**Directive:** Each record below should be repeated precisely as written.

**Stored data:**
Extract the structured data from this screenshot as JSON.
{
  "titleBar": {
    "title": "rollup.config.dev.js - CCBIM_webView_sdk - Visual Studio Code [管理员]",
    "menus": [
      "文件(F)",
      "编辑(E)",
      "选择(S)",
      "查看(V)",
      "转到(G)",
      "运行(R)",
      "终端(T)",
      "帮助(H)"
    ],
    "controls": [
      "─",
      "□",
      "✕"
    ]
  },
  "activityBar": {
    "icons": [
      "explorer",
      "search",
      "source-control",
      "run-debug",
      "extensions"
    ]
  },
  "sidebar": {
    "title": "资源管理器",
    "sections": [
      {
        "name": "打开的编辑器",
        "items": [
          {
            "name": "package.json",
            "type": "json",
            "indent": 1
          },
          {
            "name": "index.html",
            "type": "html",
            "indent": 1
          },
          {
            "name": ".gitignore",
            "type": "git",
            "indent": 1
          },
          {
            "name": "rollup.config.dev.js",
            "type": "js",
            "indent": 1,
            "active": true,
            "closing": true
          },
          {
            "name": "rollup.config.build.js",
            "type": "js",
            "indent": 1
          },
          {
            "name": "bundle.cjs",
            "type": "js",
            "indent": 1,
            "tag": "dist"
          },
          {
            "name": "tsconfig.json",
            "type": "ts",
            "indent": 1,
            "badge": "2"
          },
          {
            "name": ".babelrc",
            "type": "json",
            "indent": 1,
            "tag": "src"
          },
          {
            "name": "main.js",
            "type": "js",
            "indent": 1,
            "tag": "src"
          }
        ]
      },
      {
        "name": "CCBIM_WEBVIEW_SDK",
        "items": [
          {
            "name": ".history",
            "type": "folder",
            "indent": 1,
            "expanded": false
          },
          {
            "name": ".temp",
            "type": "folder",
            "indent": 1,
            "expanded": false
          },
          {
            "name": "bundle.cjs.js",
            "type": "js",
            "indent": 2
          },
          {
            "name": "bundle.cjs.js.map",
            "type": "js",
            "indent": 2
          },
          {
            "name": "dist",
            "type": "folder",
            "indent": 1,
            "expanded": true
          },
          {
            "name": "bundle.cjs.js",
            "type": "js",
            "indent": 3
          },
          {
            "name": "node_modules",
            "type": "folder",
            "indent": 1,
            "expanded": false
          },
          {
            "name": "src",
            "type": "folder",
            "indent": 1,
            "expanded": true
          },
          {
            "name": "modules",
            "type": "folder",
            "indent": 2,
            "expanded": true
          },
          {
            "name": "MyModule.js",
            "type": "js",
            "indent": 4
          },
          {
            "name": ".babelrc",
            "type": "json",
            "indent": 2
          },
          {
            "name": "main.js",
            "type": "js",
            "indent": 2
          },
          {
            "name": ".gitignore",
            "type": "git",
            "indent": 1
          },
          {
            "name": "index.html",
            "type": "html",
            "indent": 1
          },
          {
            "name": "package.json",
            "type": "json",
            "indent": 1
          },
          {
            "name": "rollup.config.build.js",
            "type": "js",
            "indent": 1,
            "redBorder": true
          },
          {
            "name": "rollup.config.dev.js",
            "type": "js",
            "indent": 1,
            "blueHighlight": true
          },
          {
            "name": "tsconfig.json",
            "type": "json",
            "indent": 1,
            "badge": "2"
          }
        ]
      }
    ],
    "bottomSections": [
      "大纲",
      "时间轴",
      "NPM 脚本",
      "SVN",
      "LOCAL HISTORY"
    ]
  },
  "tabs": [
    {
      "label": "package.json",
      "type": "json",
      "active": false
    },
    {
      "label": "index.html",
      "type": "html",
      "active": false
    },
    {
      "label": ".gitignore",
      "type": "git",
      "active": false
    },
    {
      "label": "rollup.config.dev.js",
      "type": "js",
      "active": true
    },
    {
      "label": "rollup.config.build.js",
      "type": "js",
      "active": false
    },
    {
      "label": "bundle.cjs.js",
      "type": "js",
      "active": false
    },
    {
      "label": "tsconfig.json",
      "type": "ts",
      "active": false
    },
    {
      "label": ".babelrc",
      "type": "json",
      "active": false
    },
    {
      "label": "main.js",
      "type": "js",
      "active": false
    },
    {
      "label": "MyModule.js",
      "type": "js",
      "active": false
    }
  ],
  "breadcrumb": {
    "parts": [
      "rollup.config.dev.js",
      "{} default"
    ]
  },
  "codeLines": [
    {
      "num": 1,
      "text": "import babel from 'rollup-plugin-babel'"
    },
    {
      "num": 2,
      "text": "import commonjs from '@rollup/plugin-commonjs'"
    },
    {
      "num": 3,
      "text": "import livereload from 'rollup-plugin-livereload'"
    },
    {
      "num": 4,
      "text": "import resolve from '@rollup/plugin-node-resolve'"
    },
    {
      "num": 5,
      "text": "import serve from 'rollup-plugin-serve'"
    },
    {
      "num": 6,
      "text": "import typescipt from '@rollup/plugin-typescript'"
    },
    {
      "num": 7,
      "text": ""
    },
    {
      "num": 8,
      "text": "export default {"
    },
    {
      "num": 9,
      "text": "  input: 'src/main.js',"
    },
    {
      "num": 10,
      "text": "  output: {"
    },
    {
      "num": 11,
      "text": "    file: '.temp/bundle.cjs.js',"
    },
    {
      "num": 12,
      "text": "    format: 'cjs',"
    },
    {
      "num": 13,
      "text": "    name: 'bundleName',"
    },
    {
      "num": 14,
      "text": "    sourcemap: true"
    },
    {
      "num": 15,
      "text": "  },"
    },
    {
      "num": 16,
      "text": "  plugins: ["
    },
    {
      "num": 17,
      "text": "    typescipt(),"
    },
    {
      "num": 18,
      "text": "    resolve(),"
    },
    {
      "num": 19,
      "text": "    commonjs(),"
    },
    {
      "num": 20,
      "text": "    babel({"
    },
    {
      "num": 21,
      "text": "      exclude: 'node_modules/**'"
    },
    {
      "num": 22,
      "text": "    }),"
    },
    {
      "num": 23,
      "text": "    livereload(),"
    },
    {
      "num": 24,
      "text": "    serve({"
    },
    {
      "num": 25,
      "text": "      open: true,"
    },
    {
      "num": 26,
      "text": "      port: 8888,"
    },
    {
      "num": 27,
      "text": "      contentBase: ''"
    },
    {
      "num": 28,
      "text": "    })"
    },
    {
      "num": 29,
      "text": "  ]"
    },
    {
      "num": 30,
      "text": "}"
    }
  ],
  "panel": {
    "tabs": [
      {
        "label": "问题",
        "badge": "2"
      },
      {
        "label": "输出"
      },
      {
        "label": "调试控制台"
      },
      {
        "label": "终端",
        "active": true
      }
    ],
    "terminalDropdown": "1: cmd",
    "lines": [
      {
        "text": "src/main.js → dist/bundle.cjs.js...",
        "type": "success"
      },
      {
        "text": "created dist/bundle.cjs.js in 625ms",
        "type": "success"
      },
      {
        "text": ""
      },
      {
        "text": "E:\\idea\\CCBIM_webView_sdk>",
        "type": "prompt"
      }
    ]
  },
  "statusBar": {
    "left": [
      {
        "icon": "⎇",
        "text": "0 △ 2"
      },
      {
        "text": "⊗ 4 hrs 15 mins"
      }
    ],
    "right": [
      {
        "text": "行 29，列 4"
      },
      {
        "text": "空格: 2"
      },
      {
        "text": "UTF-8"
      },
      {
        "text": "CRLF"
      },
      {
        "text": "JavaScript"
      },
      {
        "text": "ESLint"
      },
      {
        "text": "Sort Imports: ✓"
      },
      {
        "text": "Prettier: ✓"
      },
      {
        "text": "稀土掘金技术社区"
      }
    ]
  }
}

**Answer in full:**
Extract the structured data from this screenshot as JSON.
{
  "titleBar": {
    "title": "rollup.config.dev.js - CCBIM_webView_sdk - Visual Studio Code [管理员]",
    "menus": [
      "文件(F)",
      "编辑(E)",
      "选择(S)",
      "查看(V)",
      "转到(G)",
      "运行(R)",
      "终端(T)",
      "帮助(H)"
    ],
    "controls": [
      "─",
      "□",
      "✕"
    ]
  },
  "activityBar": {
    "icons": [
      "explorer",
      "search",
      "source-control",
      "run-debug",
      "extensions"
    ]
  },
  "sidebar": {
    "title": "资源管理器",
    "sections": [
      {
        "name": "打开的编辑器",
        "items": [
          {
            "name": "package.json",
            "type": "json",
            "indent": 1
          },
          {
            "name": "index.html",
            "type": "html",
            "indent": 1
          },
          {
            "name": ".gitignore",
            "type": "git",
            "indent": 1
          },
          {
            "name": "rollup.config.dev.js",
            "type": "js",
            "indent": 1,
            "active": true,
            "closing": true
          },
          {
            "name": "rollup.config.build.js",
            "type": "js",
            "indent": 1
          },
          {
            "name": "bundle.cjs",
            "type": "js",
            "indent": 1,
            "tag": "dist"
          },
          {
            "name": "tsconfig.json",
            "type": "ts",
            "indent": 1,
            "badge": "2"
          },
          {
            "name": ".babelrc",
            "type": "json",
            "indent": 1,
            "tag": "src"
          },
          {
            "name": "main.js",
            "type": "js",
            "indent": 1,
            "tag": "src"
          }
        ]
      },
      {
        "name": "CCBIM_WEBVIEW_SDK",
        "items": [
          {
            "name": ".history",
            "type": "folder",
            "indent": 1,
            "expanded": false
          },
          {
            "name": ".temp",
            "type": "folder",
            "indent": 1,
            "expanded": false
          },
          {
            "name": "bundle.cjs.js",
            "type": "js",
            "indent": 2
          },
          {
            "name": "bundle.cjs.js.map",
            "type": "js",
            "indent": 2
          },
          {
            "name": "dist",
            "type": "folder",
            "indent": 1,
            "expanded": true
          },
          {
            "name": "bundle.cjs.js",
            "type": "js",
            "indent": 3
          },
          {
            "name": "node_modules",
            "type": "folder",
            "indent": 1,
            "expanded": false
          },
          {
            "name": "src",
            "type": "folder",
            "indent": 1,
            "expanded": true
          },
          {
            "name": "modules",
            "type": "folder",
            "indent": 2,
            "expanded": true
          },
          {
            "name": "MyModule.js",
            "type": "js",
            "indent": 4
          },
          {
            "name": ".babelrc",
            "type": "json",
            "indent": 2
          },
          {
            "name": "main.js",
            "type": "js",
            "indent": 2
          },
          {
            "name": ".gitignore",
            "type": "git",
            "indent": 1
          },
          {
            "name": "index.html",
            "type": "html",
            "indent": 1
          },
          {
            "name": "package.json",
            "type": "json",
            "indent": 1
          },
          {
            "name": "rollup.config.build.js",
            "type": "js",
            "indent": 1,
            "redBorder": true
          },
          {
            "name": "rollup.config.dev.js",
            "type": "js",
            "indent": 1,
            "blueHighlight": true
          },
          {
            "name": "tsconfig.json",
            "type": "json",
            "indent": 1,
            "badge": "2"
          }
        ]
      }
    ],
    "bottomSections": [
      "大纲",
      "时间轴",
      "NPM 脚本",
      "SVN",
      "LOCAL HISTORY"
    ]
  },
  "tabs": [
    {
      "label": "package.json",
      "type": "json",
      "active": false
    },
    {
      "label": "index.html",
      "type": "html",
      "active": false
    },
    {
      "label": ".gitignore",
      "type": "git",
      "active": false
    },
    {
      "label": "rollup.config.dev.js",
      "type": "js",
      "active": true
    },
    {
      "label": "rollup.config.build.js",
      "type": "js",
      "active": false
    },
    {
      "label": "bundle.cjs.js",
      "type": "js",
      "active": false
    },
    {
      "label": "tsconfig.json",
      "type": "ts",
      "active": false
    },
    {
      "label": ".babelrc",
      "type": "json",
      "active": false
    },
    {
      "label": "main.js",
      "type": "js",
      "active": false
    },
    {
      "label": "MyModule.js",
      "type": "js",
      "active": false
    }
  ],
  "breadcrumb": {
    "parts": [
      "rollup.config.dev.js",
      "{} default"
    ]
  },
  "codeLines": [
    {
      "num": 1,
      "text": "import babel from 'rollup-plugin-babel'"
    },
    {
      "num": 2,
      "text": "import commonjs from '@rollup/plugin-commonjs'"
    },
    {
      "num": 3,
      "text": "import livereload from 'rollup-plugin-livereload'"
    },
    {
      "num": 4,
      "text": "import resolve from '@rollup/plugin-node-resolve'"
    },
    {
      "num": 5,
      "text": "import serve from 'rollup-plugin-serve'"
    },
    {
      "num": 6,
      "text": "import typescipt from '@rollup/plugin-typescript'"
    },
    {
      "num": 7,
      "text": ""
    },
    {
      "num": 8,
      "text": "export default {"
    },
    {
      "num": 9,
      "text": "  input: 'src/main.js',"
    },
    {
      "num": 10,
      "text": "  output: {"
    },
    {
      "num": 11,
      "text": "    file: '.temp/bundle.cjs.js',"
    },
    {
      "num": 12,
      "text": "    format: 'cjs',"
    },
    {
      "num": 13,
      "text": "    name: 'bundleName',"
    },
    {
      "num": 14,
      "text": "    sourcemap: true"
    },
    {
      "num": 15,
      "text": "  },"
    },
    {
      "num": 16,
      "text": "  plugins: ["
    },
    {
      "num": 17,
      "text": "    typescipt(),"
    },
    {
      "num": 18,
      "text": "    resolve(),"
    },
    {
      "num": 19,
      "text": "    commonjs(),"
    },
    {
      "num": 20,
      "text": "    babel({"
    },
    {
      "num": 21,
      "text": "      exclude: 'node_modules/**'"
    },
    {
      "num": 22,
      "text": "    }),"
    },
    {
      "num": 23,
      "text": "    livereload(),"
    },
    {
      "num": 24,
      "text": "    serve({"
    },
    {
      "num": 25,
      "text": "      open: true,"
    },
    {
      "num": 26,
      "text": "      port: 8888,"
    },
    {
      "num": 27,
      "text": "      contentBase: ''"
    },
    {
      "num": 28,
      "text": "    })"
    },
    {
      "num": 29,
      "text": "  ]"
    },
    {
      "num": 30,
      "text": "}"
    }
  ],
  "panel": {
    "tabs": [
      {
        "label": "问题",
        "badge": "2"
      },
      {
        "label": "输出"
      },
      {
        "label": "调试控制台"
      },
      {
        "label": "终端",
        "active": true
      }
    ],
    "terminalDropdown": "1: cmd",
    "lines": [
      {
        "text": "src/main.js → dist/bundle.cjs.js...",
        "type": "success"
      },
      {
        "text": "created dist/bundle.cjs.js in 625ms",
        "type": "success"
      },
      {
        "text": ""
      },
      {
        "text": "E:\\idea\\CCBIM_webView_sdk>",
        "type": "prompt"
      }
    ]
  },
  "statusBar": {
    "left": [
      {
        "icon": "⎇",
        "text": "0 △ 2"
      },
      {
        "text": "⊗ 4 hrs 15 mins"
      }
    ],
    "right": [
      {
        "text": "行 29，列 4"
      },
      {
        "text": "空格: 2"
      },
      {
        "text": "UTF-8"
      },
      {
        "text": "CRLF"
      },
      {
        "text": "JavaScript"
      },
      {
        "text": "ESLint"
      },
      {
        "text": "Sort Imports: ✓"
      },
      {
        "text": "Prettier: ✓"
      },
      {
        "text": "稀土掘金技术社区"
      }
    ]
  }
}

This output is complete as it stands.